> _What is asked_: Rewrite the data below, replacing every "density-curve" with "density-line" and leaving everything else unchanged. Omit the pictures from your output.

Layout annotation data

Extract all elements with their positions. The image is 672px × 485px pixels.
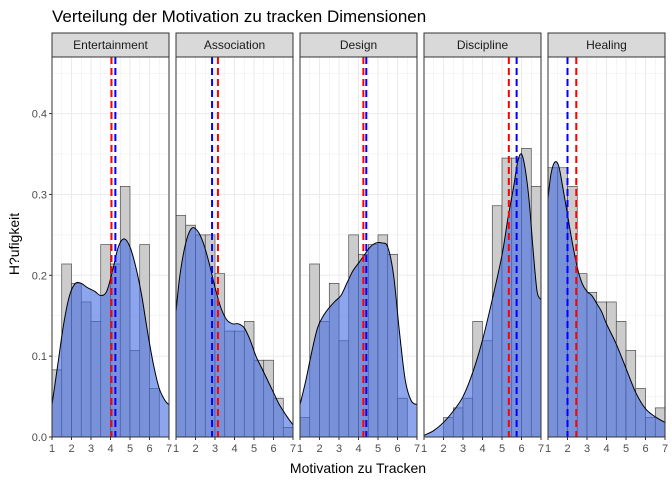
x-tick-label: 4 <box>479 443 485 455</box>
facet-panel-healing: Healing 1 2 3 4 5 6 7 <box>545 32 668 455</box>
x-tick-label: 3 <box>460 443 466 455</box>
x-tick-label: 5 <box>499 443 505 455</box>
x-tick-label: 4 <box>231 443 237 455</box>
x-tick-label: 4 <box>355 443 361 455</box>
x-tick-label: 6 <box>394 443 400 455</box>
x-tick-label: 5 <box>127 443 133 455</box>
x-tick-label: 3 <box>88 443 94 455</box>
x-tick-label: 4 <box>603 443 609 455</box>
facet-strip <box>547 32 666 58</box>
x-tick-label: 2 <box>564 443 570 455</box>
y-tick-label: 0.1 <box>32 351 47 363</box>
facet-panel-design: Design 1 2 3 4 5 6 7 <box>297 32 420 455</box>
x-tick-label: 5 <box>375 443 381 455</box>
x-tick-label: 6 <box>270 443 276 455</box>
x-tick-label: 1 <box>173 443 179 455</box>
y-tick-label: 0.2 <box>32 270 47 282</box>
density-area <box>424 153 541 437</box>
facet-strip-label: Healing <box>586 38 627 52</box>
x-axis-label: Motivation zu Tracken <box>290 460 426 476</box>
x-tick-label: 2 <box>440 443 446 455</box>
facet-strip <box>51 32 170 58</box>
y-tick-label: 0.3 <box>32 189 47 201</box>
facet-strip-label: Entertainment <box>73 38 148 52</box>
x-tick-label: 4 <box>107 443 113 455</box>
facet-strip-label: Design <box>340 38 377 52</box>
x-tick-label: 3 <box>212 443 218 455</box>
facet-panel-association: Association 1 2 3 4 5 6 7 <box>173 32 296 455</box>
y-tick-label: 0.0 <box>32 432 47 444</box>
facet-strip <box>175 32 294 58</box>
x-tick-label: 1 <box>297 443 303 455</box>
facet-strip <box>299 32 418 58</box>
x-tick-label: 6 <box>518 443 524 455</box>
x-tick-label: 7 <box>166 443 172 455</box>
facet-strip <box>423 32 542 58</box>
x-tick-label: 3 <box>336 443 342 455</box>
x-tick-label: 2 <box>316 443 322 455</box>
x-tick-label: 5 <box>623 443 629 455</box>
x-tick-label: 1 <box>545 443 551 455</box>
chart-title: Verteilung der Motivation zu tracken Dim… <box>52 7 426 26</box>
density-curve <box>175 227 294 426</box>
density-area <box>176 227 293 437</box>
x-tick-label: 6 <box>146 443 152 455</box>
density-curve <box>299 241 418 406</box>
x-tick-label: 1 <box>49 443 55 455</box>
facet-panel-entertainment: Entertainment 1 2 3 4 5 6 7 <box>49 32 172 455</box>
x-tick-label: 1 <box>421 443 427 455</box>
facet-strip-label: Association <box>204 38 265 52</box>
x-tick-label: 2 <box>68 443 74 455</box>
x-tick-label: 7 <box>290 443 296 455</box>
density-curve <box>423 153 542 436</box>
x-tick-label: 2 <box>192 443 198 455</box>
x-tick-label: 5 <box>251 443 257 455</box>
density-curve <box>547 161 666 423</box>
y-tick-label: 0.4 <box>32 109 47 121</box>
facet-panel-discipline: Discipline 1 2 3 4 5 6 7 <box>421 32 544 455</box>
x-tick-label: 7 <box>538 443 544 455</box>
x-tick-label: 6 <box>642 443 648 455</box>
x-tick-label: 7 <box>414 443 420 455</box>
facet-strip-label: Discipline <box>457 38 509 52</box>
density-area <box>300 242 417 437</box>
y-axis-label: H?ufigkeit <box>6 213 22 275</box>
x-tick-label: 7 <box>662 443 668 455</box>
x-tick-label: 3 <box>584 443 590 455</box>
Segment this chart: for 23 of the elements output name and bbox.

> _Correct output_:
Extract all elements with their positions. The image is 672px × 485px pixels.
x-tick-label: 4 <box>479 443 485 455</box>
facet-panel-healing: Healing 1 2 3 4 5 6 7 <box>545 32 668 455</box>
x-tick-label: 3 <box>460 443 466 455</box>
x-tick-label: 5 <box>499 443 505 455</box>
x-tick-label: 4 <box>231 443 237 455</box>
x-tick-label: 4 <box>355 443 361 455</box>
x-tick-label: 6 <box>394 443 400 455</box>
x-tick-label: 5 <box>127 443 133 455</box>
x-tick-label: 3 <box>88 443 94 455</box>
x-tick-label: 4 <box>603 443 609 455</box>
facet-strip <box>547 32 666 58</box>
x-tick-label: 2 <box>564 443 570 455</box>
y-tick-label: 0.1 <box>32 351 47 363</box>
facet-panel-design: Design 1 2 3 4 5 6 7 <box>297 32 420 455</box>
x-tick-label: 5 <box>375 443 381 455</box>
x-tick-label: 6 <box>270 443 276 455</box>
x-tick-label: 1 <box>173 443 179 455</box>
y-tick-label: 0.2 <box>32 270 47 282</box>
density-area <box>424 153 541 437</box>
facet-strip-label: Healing <box>586 38 627 52</box>
x-axis-label: Motivation zu Tracken <box>290 460 426 476</box>
x-tick-label: 2 <box>440 443 446 455</box>
facet-strip <box>51 32 170 58</box>
y-tick-label: 0.3 <box>32 189 47 201</box>
facet-strip-label: Entertainment <box>73 38 148 52</box>
x-tick-label: 4 <box>107 443 113 455</box>
facet-strip-label: Design <box>340 38 377 52</box>
x-tick-label: 3 <box>212 443 218 455</box>
facet-panel-association: Association 1 2 3 4 5 6 7 <box>173 32 296 455</box>
y-tick-label: 0.0 <box>32 432 47 444</box>
facet-strip <box>175 32 294 58</box>
x-tick-label: 1 <box>297 443 303 455</box>
facet-strip <box>299 32 418 58</box>
x-tick-label: 6 <box>518 443 524 455</box>
x-tick-label: 7 <box>166 443 172 455</box>
facet-strip <box>423 32 542 58</box>
x-tick-label: 3 <box>336 443 342 455</box>
x-tick-label: 2 <box>316 443 322 455</box>
x-tick-label: 5 <box>623 443 629 455</box>
x-tick-label: 1 <box>545 443 551 455</box>
chart-title: Verteilung der Motivation zu tracken Dim… <box>52 7 426 26</box>
density-line <box>175 227 294 426</box>
density-area <box>176 227 293 437</box>
x-tick-label: 6 <box>146 443 152 455</box>
density-line <box>299 241 418 406</box>
x-tick-label: 1 <box>49 443 55 455</box>
facet-panel-entertainment: Entertainment 1 2 3 4 5 6 7 <box>49 32 172 455</box>
x-tick-label: 1 <box>421 443 427 455</box>
facet-strip-label: Association <box>204 38 265 52</box>
x-tick-label: 2 <box>68 443 74 455</box>
x-tick-label: 7 <box>290 443 296 455</box>
density-line <box>423 153 542 436</box>
x-tick-label: 2 <box>192 443 198 455</box>
x-tick-label: 5 <box>251 443 257 455</box>
density-line <box>547 161 666 423</box>
y-tick-label: 0.4 <box>32 109 47 121</box>
facet-panel-discipline: Discipline 1 2 3 4 5 6 7 <box>421 32 544 455</box>
x-tick-label: 7 <box>538 443 544 455</box>
x-tick-label: 6 <box>642 443 648 455</box>
x-tick-label: 7 <box>414 443 420 455</box>
facet-strip-label: Discipline <box>457 38 509 52</box>
density-area <box>300 242 417 437</box>
y-axis-label: H?ufigkeit <box>6 213 22 275</box>
x-tick-label: 7 <box>662 443 668 455</box>
x-tick-label: 3 <box>584 443 590 455</box>
Segment this chart: for 23 of the elements output name and bbox.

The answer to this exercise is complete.